══ EXTRACTED MATERIAL ══

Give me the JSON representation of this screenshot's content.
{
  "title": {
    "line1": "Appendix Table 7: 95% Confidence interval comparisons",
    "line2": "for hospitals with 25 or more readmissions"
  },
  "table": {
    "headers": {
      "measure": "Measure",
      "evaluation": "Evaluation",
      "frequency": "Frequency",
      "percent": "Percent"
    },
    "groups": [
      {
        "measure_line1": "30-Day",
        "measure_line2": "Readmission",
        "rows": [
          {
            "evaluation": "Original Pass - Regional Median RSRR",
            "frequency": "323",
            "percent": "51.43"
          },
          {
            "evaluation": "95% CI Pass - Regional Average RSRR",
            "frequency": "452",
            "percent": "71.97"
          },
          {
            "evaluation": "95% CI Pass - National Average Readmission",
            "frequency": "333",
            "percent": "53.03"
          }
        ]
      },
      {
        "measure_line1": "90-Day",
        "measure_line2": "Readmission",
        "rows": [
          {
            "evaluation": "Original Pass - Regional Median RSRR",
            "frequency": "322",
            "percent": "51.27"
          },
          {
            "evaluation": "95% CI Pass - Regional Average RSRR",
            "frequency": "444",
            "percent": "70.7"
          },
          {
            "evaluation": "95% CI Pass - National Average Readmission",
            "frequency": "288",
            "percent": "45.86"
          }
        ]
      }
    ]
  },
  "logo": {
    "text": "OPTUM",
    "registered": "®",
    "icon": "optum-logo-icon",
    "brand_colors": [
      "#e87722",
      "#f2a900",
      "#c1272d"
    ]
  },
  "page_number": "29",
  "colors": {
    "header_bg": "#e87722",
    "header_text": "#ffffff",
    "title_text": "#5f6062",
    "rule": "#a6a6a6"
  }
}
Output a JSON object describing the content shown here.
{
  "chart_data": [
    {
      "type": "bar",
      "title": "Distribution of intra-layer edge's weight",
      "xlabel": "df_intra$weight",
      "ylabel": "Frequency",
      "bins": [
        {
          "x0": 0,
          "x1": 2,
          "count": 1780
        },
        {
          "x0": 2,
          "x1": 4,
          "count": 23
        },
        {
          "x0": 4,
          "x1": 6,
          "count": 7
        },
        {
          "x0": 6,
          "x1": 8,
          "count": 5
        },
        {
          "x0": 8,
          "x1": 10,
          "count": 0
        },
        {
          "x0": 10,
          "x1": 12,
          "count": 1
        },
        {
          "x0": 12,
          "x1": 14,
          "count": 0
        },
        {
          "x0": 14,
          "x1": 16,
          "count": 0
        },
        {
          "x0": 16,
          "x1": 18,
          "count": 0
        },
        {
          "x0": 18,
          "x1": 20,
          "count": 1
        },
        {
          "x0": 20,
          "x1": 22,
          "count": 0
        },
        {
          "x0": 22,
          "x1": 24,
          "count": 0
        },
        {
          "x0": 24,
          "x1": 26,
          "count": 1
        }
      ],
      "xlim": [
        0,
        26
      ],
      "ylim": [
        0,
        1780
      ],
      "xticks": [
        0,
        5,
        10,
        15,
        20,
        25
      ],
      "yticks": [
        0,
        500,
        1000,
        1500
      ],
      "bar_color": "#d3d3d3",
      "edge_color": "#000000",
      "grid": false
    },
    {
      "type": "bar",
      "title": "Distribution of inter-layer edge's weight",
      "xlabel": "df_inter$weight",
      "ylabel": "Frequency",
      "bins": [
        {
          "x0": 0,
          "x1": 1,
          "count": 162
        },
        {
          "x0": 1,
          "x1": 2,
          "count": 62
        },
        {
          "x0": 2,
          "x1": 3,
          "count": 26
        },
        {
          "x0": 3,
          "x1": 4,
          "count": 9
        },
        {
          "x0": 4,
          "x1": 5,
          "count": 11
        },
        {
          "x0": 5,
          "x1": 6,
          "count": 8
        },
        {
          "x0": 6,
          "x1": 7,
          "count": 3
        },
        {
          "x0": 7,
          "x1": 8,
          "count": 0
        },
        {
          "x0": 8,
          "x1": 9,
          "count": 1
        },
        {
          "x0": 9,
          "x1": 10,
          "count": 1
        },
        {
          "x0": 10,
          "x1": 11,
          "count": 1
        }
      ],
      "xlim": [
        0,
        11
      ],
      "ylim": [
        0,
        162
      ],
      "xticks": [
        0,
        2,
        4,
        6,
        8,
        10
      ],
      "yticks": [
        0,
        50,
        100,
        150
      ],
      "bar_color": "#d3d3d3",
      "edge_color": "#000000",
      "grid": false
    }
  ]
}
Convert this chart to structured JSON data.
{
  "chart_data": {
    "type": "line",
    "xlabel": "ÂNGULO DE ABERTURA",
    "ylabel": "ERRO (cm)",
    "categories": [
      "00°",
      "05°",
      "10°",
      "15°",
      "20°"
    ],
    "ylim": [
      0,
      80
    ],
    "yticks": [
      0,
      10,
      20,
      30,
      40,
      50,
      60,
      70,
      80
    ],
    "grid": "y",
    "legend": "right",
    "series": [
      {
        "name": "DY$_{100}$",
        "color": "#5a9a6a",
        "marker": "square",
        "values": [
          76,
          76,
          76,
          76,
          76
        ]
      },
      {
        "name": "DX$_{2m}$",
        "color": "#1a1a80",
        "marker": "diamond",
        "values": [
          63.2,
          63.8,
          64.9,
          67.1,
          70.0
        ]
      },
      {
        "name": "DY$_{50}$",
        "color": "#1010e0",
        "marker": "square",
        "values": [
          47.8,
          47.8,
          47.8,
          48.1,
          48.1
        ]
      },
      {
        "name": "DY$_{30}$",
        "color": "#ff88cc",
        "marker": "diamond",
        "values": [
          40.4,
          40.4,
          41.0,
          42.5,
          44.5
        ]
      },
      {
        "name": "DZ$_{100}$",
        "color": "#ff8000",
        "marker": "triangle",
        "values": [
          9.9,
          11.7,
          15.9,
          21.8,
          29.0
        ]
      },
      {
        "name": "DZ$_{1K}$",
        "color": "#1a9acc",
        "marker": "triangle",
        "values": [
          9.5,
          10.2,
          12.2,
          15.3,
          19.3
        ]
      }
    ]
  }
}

═══

- WRITTEN PROBLEM
Transcribe every entry exactly, omitting nothing.

- CORRECT OUTPUT
Give me the JSON representation of this screenshot's content.
{
  "title": {
    "line1": "Appendix Table 7: 95% Confidence interval comparisons",
    "line2": "for hospitals with 25 or more readmissions"
  },
  "table": {
    "headers": {
      "measure": "Measure",
      "evaluation": "Evaluation",
      "frequency": "Frequency",
      "percent": "Percent"
    },
    "groups": [
      {
        "measure_line1": "30-Day",
        "measure_line2": "Readmission",
        "rows": [
          {
            "evaluation": "Original Pass - Regional Median RSRR",
            "frequency": "323",
            "percent": "51.43"
          },
          {
            "evaluation": "95% CI Pass - Regional Average RSRR",
            "frequency": "452",
            "percent": "71.97"
          },
          {
            "evaluation": "95% CI Pass - National Average Readmission",
            "frequency": "333",
            "percent": "53.03"
          }
        ]
      },
      {
        "measure_line1": "90-Day",
        "measure_line2": "Readmission",
        "rows": [
          {
            "evaluation": "Original Pass - Regional Median RSRR",
            "frequency": "322",
            "percent": "51.27"
          },
          {
            "evaluation": "95% CI Pass - Regional Average RSRR",
            "frequency": "444",
            "percent": "70.7"
          },
          {
            "evaluation": "95% CI Pass - National Average Readmission",
            "frequency": "288",
            "percent": "45.86"
          }
        ]
      }
    ]
  },
  "logo": {
    "text": "OPTUM",
    "registered": "®",
    "icon": "optum-logo-icon",
    "brand_colors": [
      "#e87722",
      "#f2a900",
      "#c1272d"
    ]
  },
  "page_number": "29",
  "colors": {
    "header_bg": "#e87722",
    "header_text": "#ffffff",
    "title_text": "#5f6062",
    "rule": "#a6a6a6"
  }
}
Output a JSON object describing the content shown here.
{
  "chart_data": [
    {
      "type": "bar",
      "title": "Distribution of intra-layer edge's weight",
      "xlabel": "df_intra$weight",
      "ylabel": "Frequency",
      "bins": [
        {
          "x0": 0,
          "x1": 2,
          "count": 1780
        },
        {
          "x0": 2,
          "x1": 4,
          "count": 23
        },
        {
          "x0": 4,
          "x1": 6,
          "count": 7
        },
        {
          "x0": 6,
          "x1": 8,
          "count": 5
        },
        {
          "x0": 8,
          "x1": 10,
          "count": 0
        },
        {
          "x0": 10,
          "x1": 12,
          "count": 1
        },
        {
          "x0": 12,
          "x1": 14,
          "count": 0
        },
        {
          "x0": 14,
          "x1": 16,
          "count": 0
        },
        {
          "x0": 16,
          "x1": 18,
          "count": 0
        },
        {
          "x0": 18,
          "x1": 20,
          "count": 1
        },
        {
          "x0": 20,
          "x1": 22,
          "count": 0
        },
        {
          "x0": 22,
          "x1": 24,
          "count": 0
        },
        {
          "x0": 24,
          "x1": 26,
          "count": 1
        }
      ],
      "xlim": [
        0,
        26
      ],
      "ylim": [
        0,
        1780
      ],
      "xticks": [
        0,
        5,
        10,
        15,
        20,
        25
      ],
      "yticks": [
        0,
        500,
        1000,
        1500
      ],
      "bar_color": "#d3d3d3",
      "edge_color": "#000000",
      "grid": false
    },
    {
      "type": "bar",
      "title": "Distribution of inter-layer edge's weight",
      "xlabel": "df_inter$weight",
      "ylabel": "Frequency",
      "bins": [
        {
          "x0": 0,
          "x1": 1,
          "count": 162
        },
        {
          "x0": 1,
          "x1": 2,
          "count": 62
        },
        {
          "x0": 2,
          "x1": 3,
          "count": 26
        },
        {
          "x0": 3,
          "x1": 4,
          "count": 9
        },
        {
          "x0": 4,
          "x1": 5,
          "count": 11
        },
        {
          "x0": 5,
          "x1": 6,
          "count": 8
        },
        {
          "x0": 6,
          "x1": 7,
          "count": 3
        },
        {
          "x0": 7,
          "x1": 8,
          "count": 0
        },
        {
          "x0": 8,
          "x1": 9,
          "count": 1
        },
        {
          "x0": 9,
          "x1": 10,
          "count": 1
        },
        {
          "x0": 10,
          "x1": 11,
          "count": 1
        }
      ],
      "xlim": [
        0,
        11
      ],
      "ylim": [
        0,
        162
      ],
      "xticks": [
        0,
        2,
        4,
        6,
        8,
        10
      ],
      "yticks": [
        0,
        50,
        100,
        150
      ],
      "bar_color": "#d3d3d3",
      "edge_color": "#000000",
      "grid": false
    }
  ]
}
Convert this chart to structured JSON data.
{
  "chart_data": {
    "type": "line",
    "xlabel": "ÂNGULO DE ABERTURA",
    "ylabel": "ERRO (cm)",
    "categories": [
      "00°",
      "05°",
      "10°",
      "15°",
      "20°"
    ],
    "ylim": [
      0,
      80
    ],
    "yticks": [
      0,
      10,
      20,
      30,
      40,
      50,
      60,
      70,
      80
    ],
    "grid": "y",
    "legend": "right",
    "series": [
      {
        "name": "DY$_{100}$",
        "color": "#5a9a6a",
        "marker": "square",
        "values": [
          76,
          76,
          76,
          76,
          76
        ]
      },
      {
        "name": "DX$_{2m}$",
        "color": "#1a1a80",
        "marker": "diamond",
        "values": [
          63.2,
          63.8,
          64.9,
          67.1,
          70.0
        ]
      },
      {
        "name": "DY$_{50}$",
        "color": "#1010e0",
        "marker": "square",
        "values": [
          47.8,
          47.8,
          47.8,
          48.1,
          48.1
        ]
      },
      {
        "name": "DY$_{30}$",
        "color": "#ff88cc",
        "marker": "diamond",
        "values": [
          40.4,
          40.4,
          41.0,
          42.5,
          44.5
        ]
      },
      {
        "name": "DZ$_{100}$",
        "color": "#ff8000",
        "marker": "triangle",
        "values": [
          9.9,
          11.7,
          15.9,
          21.8,
          29.0
        ]
      },
      {
        "name": "DZ$_{1K}$",
        "color": "#1a9acc",
        "marker": "triangle",
        "values": [
          9.5,
          10.2,
          12.2,
          15.3,
          19.3
        ]
      }
    ]
  }
}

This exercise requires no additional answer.